• [Aim of the task]:
Which lines contain the string "into"? Please list every one of them.

• [Input for this task]:
— start —

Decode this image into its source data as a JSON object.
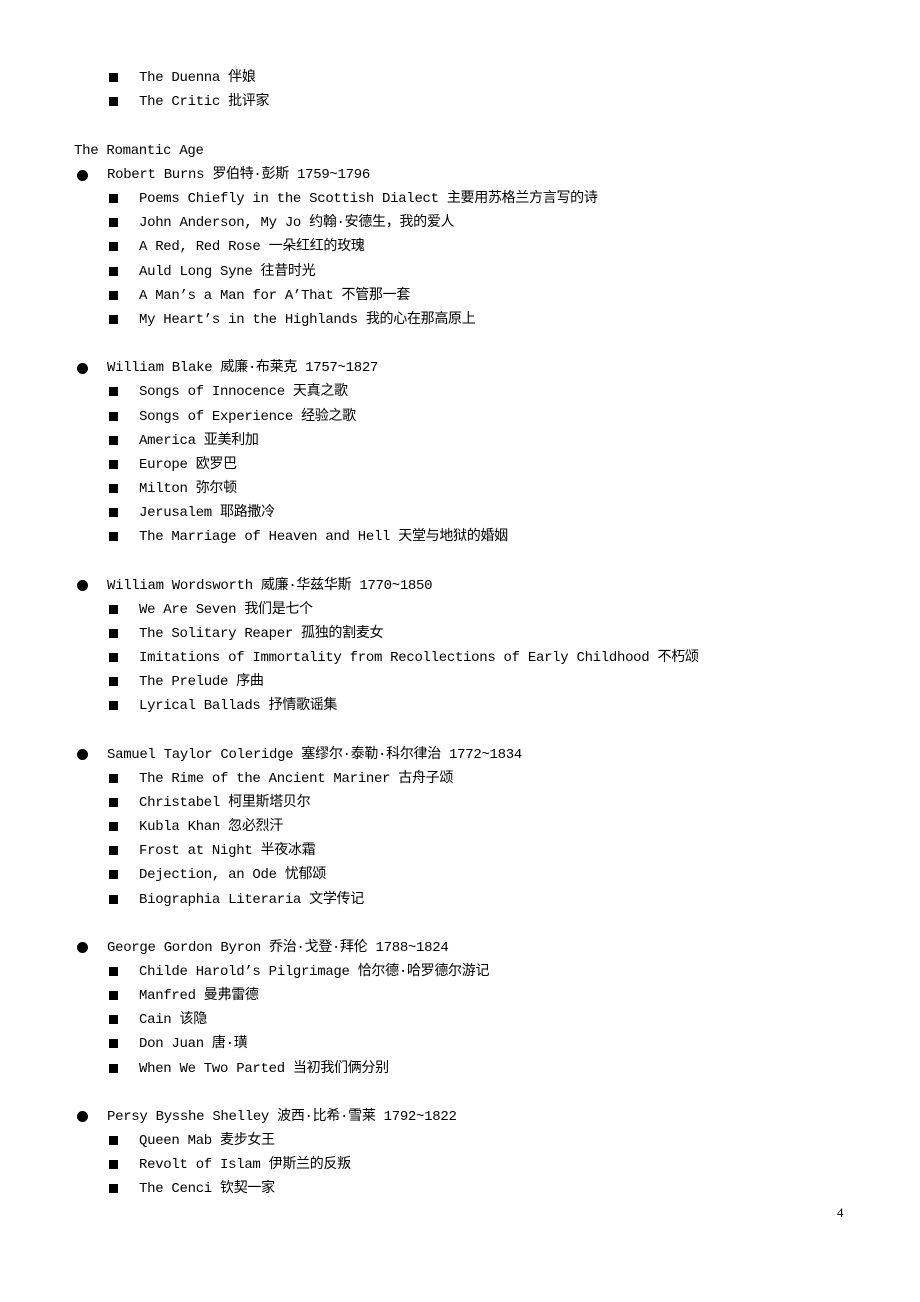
{
  "continued_works": [
    "The Duenna 伴娘",
    "The Critic 批评家"
  ],
  "section_title": "The Romantic Age",
  "authors": [
    {
      "name": "Robert Burns 罗伯特·彭斯 1759~1796",
      "works": [
        "Poems Chiefly in the Scottish Dialect 主要用苏格兰方言写的诗",
        "John Anderson, My Jo 约翰·安德生，我的爱人",
        "A Red, Red Rose 一朵红红的玫瑰",
        "Auld Long Syne 往昔时光",
        "A Man’s a Man for A’That 不管那一套",
        "My Heart’s in the Highlands 我的心在那高原上"
      ]
    },
    {
      "name": "William Blake 威廉·布莱克 1757~1827",
      "works": [
        "Songs of Innocence 天真之歌",
        "Songs of Experience 经验之歌",
        "America 亚美利加",
        "Europe 欧罗巴",
        "Milton 弥尔顿",
        "Jerusalem 耶路撒冷",
        "The Marriage of Heaven and Hell 天堂与地狱的婚姻"
      ]
    },
    {
      "name": "William Wordsworth 威廉·华兹华斯 1770~1850",
      "works": [
        "We Are Seven 我们是七个",
        "The Solitary Reaper 孤独的割麦女",
        "Imitations of Immortality from Recollections of Early Childhood 不朽颂",
        "The Prelude 序曲",
        "Lyrical Ballads 抒情歌谣集"
      ]
    },
    {
      "name": "Samuel Taylor Coleridge 塞缪尔·泰勒·科尔律治 1772~1834",
      "works": [
        "The Rime of the Ancient Mariner 古舟子颂",
        "Christabel 柯里斯塔贝尔",
        "Kubla Khan 忽必烈汗",
        "Frost at Night 半夜冰霜",
        "Dejection, an Ode 忧郁颂",
        "Biographia Literaria 文学传记"
      ]
    },
    {
      "name": "George Gordon Byron 乔治·戈登·拜伦 1788~1824",
      "works": [
        "Childe Harold’s Pilgrimage 恰尔德·哈罗德尔游记",
        "Manfred 曼弗雷德",
        "Cain 该隐",
        "Don Juan 唐·璜",
        "When We Two Parted 当初我们俩分别"
      ]
    },
    {
      "name": "Persy Bysshe Shelley 波西·比希·雪莱 1792~1822",
      "works": [
        "Queen Mab 麦步女王",
        "Revolt of Islam 伊斯兰的反叛",
        "The Cenci 钦契一家"
      ]
    }
  ],
  "page_number": "4"
}
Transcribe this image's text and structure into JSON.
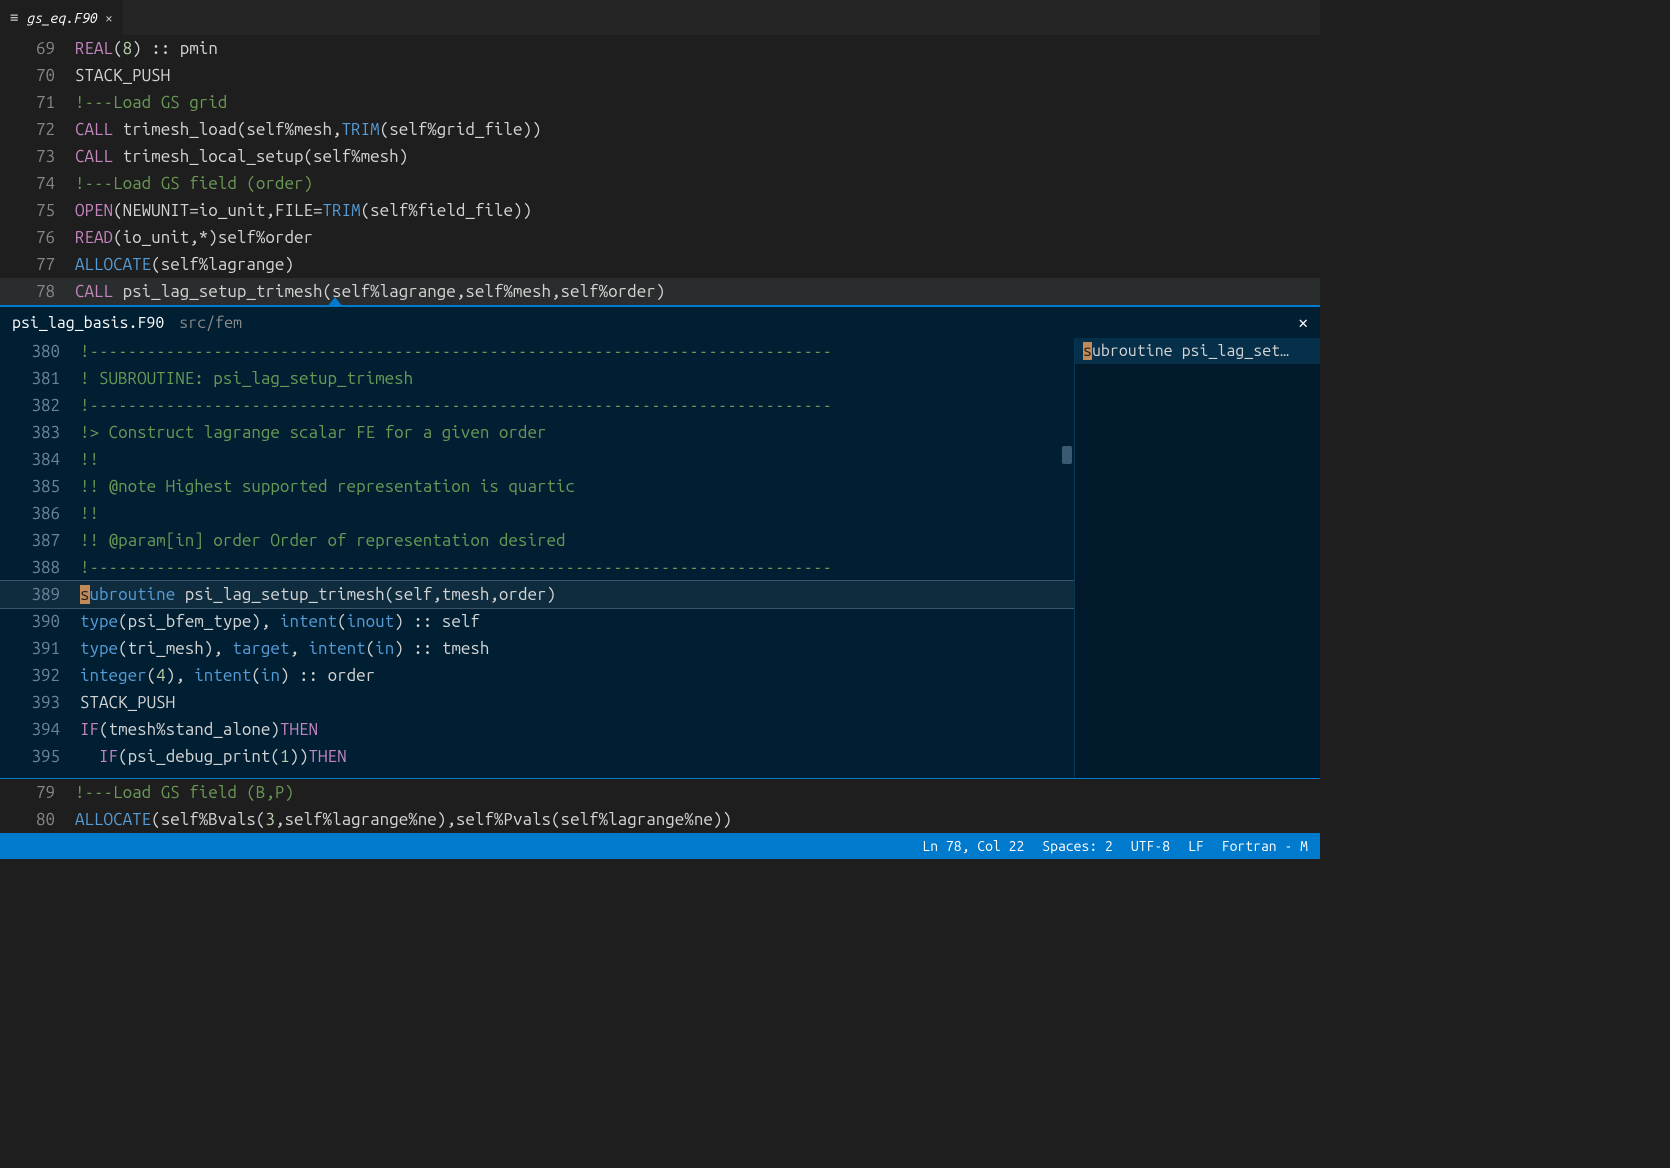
{
  "tab": {
    "filename": "gs_eq.F90"
  },
  "top_editor": {
    "lines": [
      {
        "n": 69,
        "html": "<span class='c-kw'>REAL</span>(<span class='c-num'>8</span>) :: pmin"
      },
      {
        "n": 70,
        "html": "STACK_PUSH"
      },
      {
        "n": 71,
        "html": "<span class='c-cmnt'>!---Load GS grid</span>"
      },
      {
        "n": 72,
        "html": "<span class='c-kw'>CALL</span> trimesh_load(self%mesh,<span class='c-type'>TRIM</span>(self%grid_file))"
      },
      {
        "n": 73,
        "html": "<span class='c-kw'>CALL</span> trimesh_local_setup(self%mesh)"
      },
      {
        "n": 74,
        "html": "<span class='c-cmnt'>!---Load GS field (order)</span>"
      },
      {
        "n": 75,
        "html": "<span class='c-kw'>OPEN</span>(NEWUNIT=io_unit,FILE=<span class='c-type'>TRIM</span>(self%field_file))"
      },
      {
        "n": 76,
        "html": "<span class='c-kw'>READ</span>(io_unit,*)self%order"
      },
      {
        "n": 77,
        "html": "<span class='c-type'>ALLOCATE</span>(self%lagrange)"
      },
      {
        "n": 78,
        "html": "<span class='c-kw'>CALL</span> psi_lag_setup_trimesh(self%lagrange,self%mesh,self%order)",
        "current": true
      }
    ]
  },
  "peek": {
    "file": "psi_lag_basis.F90",
    "path": "src/fem",
    "ref_label": "subroutine psi_lag_set…",
    "lines": [
      {
        "n": 380,
        "html": "<span class='c-cmnt'>!------------------------------------------------------------------------------</span>"
      },
      {
        "n": 381,
        "html": "<span class='c-cmnt'>! SUBROUTINE: psi_lag_setup_trimesh</span>"
      },
      {
        "n": 382,
        "html": "<span class='c-cmnt'>!------------------------------------------------------------------------------</span>"
      },
      {
        "n": 383,
        "html": "<span class='c-cmnt'>!> Construct lagrange scalar FE for a given order</span>"
      },
      {
        "n": 384,
        "html": "<span class='c-cmnt'>!!</span>"
      },
      {
        "n": 385,
        "html": "<span class='c-cmnt'>!! @note Highest supported representation is quartic</span>"
      },
      {
        "n": 386,
        "html": "<span class='c-cmnt'>!!</span>"
      },
      {
        "n": 387,
        "html": "<span class='c-cmnt'>!! @param[in] order Order of representation desired</span>"
      },
      {
        "n": 388,
        "html": "<span class='c-cmnt'>!------------------------------------------------------------------------------</span>"
      },
      {
        "n": 389,
        "html": "<span class='hl-char'>s</span><span class='c-type'>ubroutine</span> psi_lag_setup_trimesh(self,tmesh,order)",
        "current": true
      },
      {
        "n": 390,
        "html": "<span class='c-type'>type</span>(psi_bfem_type), <span class='c-type'>intent</span>(<span class='c-type'>inout</span>) :: self"
      },
      {
        "n": 391,
        "html": "<span class='c-type'>type</span>(tri_mesh), <span class='c-type'>target</span>, <span class='c-type'>intent</span>(<span class='c-type'>in</span>) :: tmesh"
      },
      {
        "n": 392,
        "html": "<span class='c-type'>integer</span>(<span class='c-num'>4</span>), <span class='c-type'>intent</span>(<span class='c-type'>in</span>) :: order"
      },
      {
        "n": 393,
        "html": "STACK_PUSH"
      },
      {
        "n": 394,
        "html": "<span class='c-kw'>IF</span>(tmesh%stand_alone)<span class='c-kw'>THEN</span>"
      },
      {
        "n": 395,
        "html": "  <span class='c-kw'>IF</span>(psi_debug_print(<span class='c-num'>1</span>))<span class='c-kw'>THEN</span>"
      }
    ]
  },
  "bottom_editor": {
    "lines": [
      {
        "n": 79,
        "html": "<span class='c-cmnt'>!---Load GS field (B,P)</span>"
      },
      {
        "n": 80,
        "html": "<span class='c-type'>ALLOCATE</span>(self%Bvals(<span class='c-num'>3</span>,self%lagrange%ne),self%Pvals(self%lagrange%ne))"
      }
    ]
  },
  "status": {
    "position": "Ln 78, Col 22",
    "spaces": "Spaces: 2",
    "encoding": "UTF-8",
    "eol": "LF",
    "language": "Fortran - M"
  }
}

— end —

• [Result of this exercise]:
Decode this image into its source data as a JSON object.
Transcribe this image's text and structure into JSON.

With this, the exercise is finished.